Written request: Please retype the records below exactly, leaving out any pictures.

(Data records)
○ ○ ○
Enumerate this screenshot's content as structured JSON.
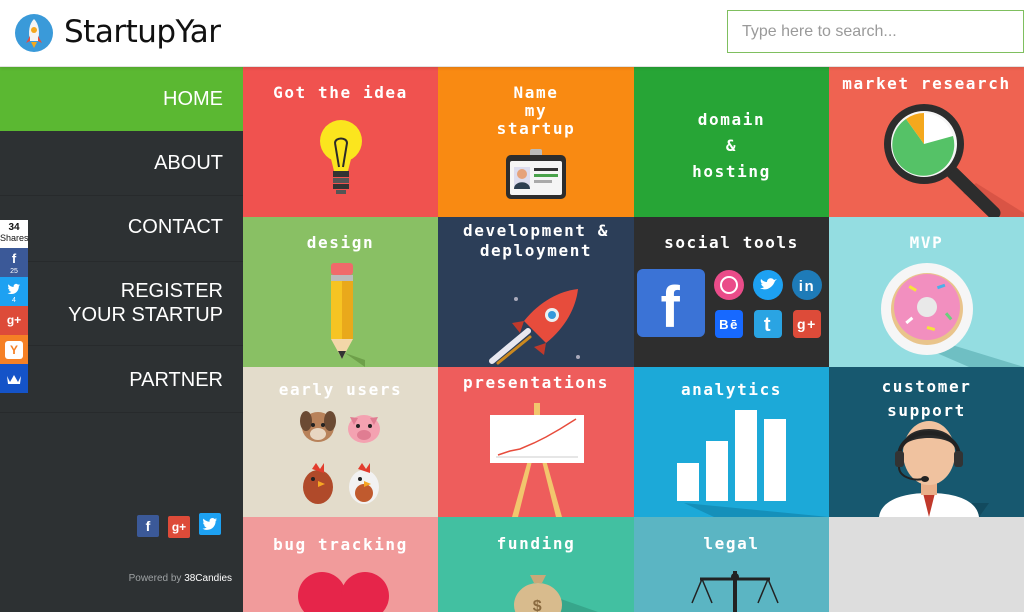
{
  "header": {
    "brand": "StartupYar",
    "search_placeholder": "Type here to search..."
  },
  "sidebar": {
    "items": [
      {
        "label": "HOME",
        "active": true
      },
      {
        "label": "ABOUT"
      },
      {
        "label": "CONTACT"
      },
      {
        "label": "REGISTER YOUR STARTUP"
      },
      {
        "label": "PARTNER"
      }
    ],
    "powered_prefix": "Powered by",
    "powered_brand": "38Candies"
  },
  "share_bar": {
    "total": "34",
    "total_label": "Shares",
    "facebook_count": "25",
    "twitter_count": "4"
  },
  "tiles": [
    {
      "title": "Got the idea",
      "color": "#f0524f",
      "icon": "lightbulb-icon"
    },
    {
      "title": "Name\nmy\nstartup",
      "color": "#f98a12",
      "icon": "id-badge-icon"
    },
    {
      "title": "domain\n&\nhosting",
      "color": "#27a536",
      "icon": ""
    },
    {
      "title": "market research",
      "color": "#ef6351",
      "icon": "magnifier-chart-icon"
    },
    {
      "title": "design",
      "color": "#89c064",
      "icon": "pencil-icon"
    },
    {
      "title": "development &\ndeployment",
      "color": "#2c3e58",
      "icon": "rocket-icon"
    },
    {
      "title": "social tools",
      "color": "#2e2e2e",
      "icon": "social-icons"
    },
    {
      "title": "MVP",
      "color": "#94dde1",
      "icon": "donut-icon"
    },
    {
      "title": "early users",
      "color": "#e3dccb",
      "icon": "animals-icon"
    },
    {
      "title": "presentations",
      "color": "#ee5d5c",
      "icon": "easel-chart-icon"
    },
    {
      "title": "analytics",
      "color": "#1ca9d8",
      "icon": "bar-chart-icon"
    },
    {
      "title": "customer\nsupport",
      "color": "#17586f",
      "icon": "support-agent-icon"
    },
    {
      "title": "bug tracking",
      "color": "#f19b9b",
      "icon": "heart-icon"
    },
    {
      "title": "funding",
      "color": "#42c0a1",
      "icon": "money-bag-icon"
    },
    {
      "title": "legal",
      "color": "#5bb5c3",
      "icon": "scales-icon"
    },
    {
      "title": "",
      "color": "#dddddd",
      "icon": ""
    }
  ],
  "colors": {
    "accent_green": "#5bb832",
    "sidebar_bg": "#2d3133",
    "facebook": "#3b5998",
    "twitter": "#1da1f2",
    "google_plus": "#dd4b39",
    "yummly": "#f58025"
  }
}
○ ○ ○
Solution:
Enumerate this screenshot's content as structured JSON.
{
  "header": {
    "brand": "StartupYar",
    "search_placeholder": "Type here to search..."
  },
  "sidebar": {
    "items": [
      {
        "label": "HOME",
        "active": true
      },
      {
        "label": "ABOUT"
      },
      {
        "label": "CONTACT"
      },
      {
        "label": "REGISTER YOUR STARTUP"
      },
      {
        "label": "PARTNER"
      }
    ],
    "powered_prefix": "Powered by",
    "powered_brand": "38Candies"
  },
  "share_bar": {
    "total": "34",
    "total_label": "Shares",
    "facebook_count": "25",
    "twitter_count": "4"
  },
  "tiles": [
    {
      "title": "Got the idea",
      "color": "#f0524f",
      "icon": "lightbulb-icon"
    },
    {
      "title": "Name\nmy\nstartup",
      "color": "#f98a12",
      "icon": "id-badge-icon"
    },
    {
      "title": "domain\n&\nhosting",
      "color": "#27a536",
      "icon": ""
    },
    {
      "title": "market research",
      "color": "#ef6351",
      "icon": "magnifier-chart-icon"
    },
    {
      "title": "design",
      "color": "#89c064",
      "icon": "pencil-icon"
    },
    {
      "title": "development &\ndeployment",
      "color": "#2c3e58",
      "icon": "rocket-icon"
    },
    {
      "title": "social tools",
      "color": "#2e2e2e",
      "icon": "social-icons"
    },
    {
      "title": "MVP",
      "color": "#94dde1",
      "icon": "donut-icon"
    },
    {
      "title": "early users",
      "color": "#e3dccb",
      "icon": "animals-icon"
    },
    {
      "title": "presentations",
      "color": "#ee5d5c",
      "icon": "easel-chart-icon"
    },
    {
      "title": "analytics",
      "color": "#1ca9d8",
      "icon": "bar-chart-icon"
    },
    {
      "title": "customer\nsupport",
      "color": "#17586f",
      "icon": "support-agent-icon"
    },
    {
      "title": "bug tracking",
      "color": "#f19b9b",
      "icon": "heart-icon"
    },
    {
      "title": "funding",
      "color": "#42c0a1",
      "icon": "money-bag-icon"
    },
    {
      "title": "legal",
      "color": "#5bb5c3",
      "icon": "scales-icon"
    },
    {
      "title": "",
      "color": "#dddddd",
      "icon": ""
    }
  ],
  "colors": {
    "accent_green": "#5bb832",
    "sidebar_bg": "#2d3133",
    "facebook": "#3b5998",
    "twitter": "#1da1f2",
    "google_plus": "#dd4b39",
    "yummly": "#f58025"
  }
}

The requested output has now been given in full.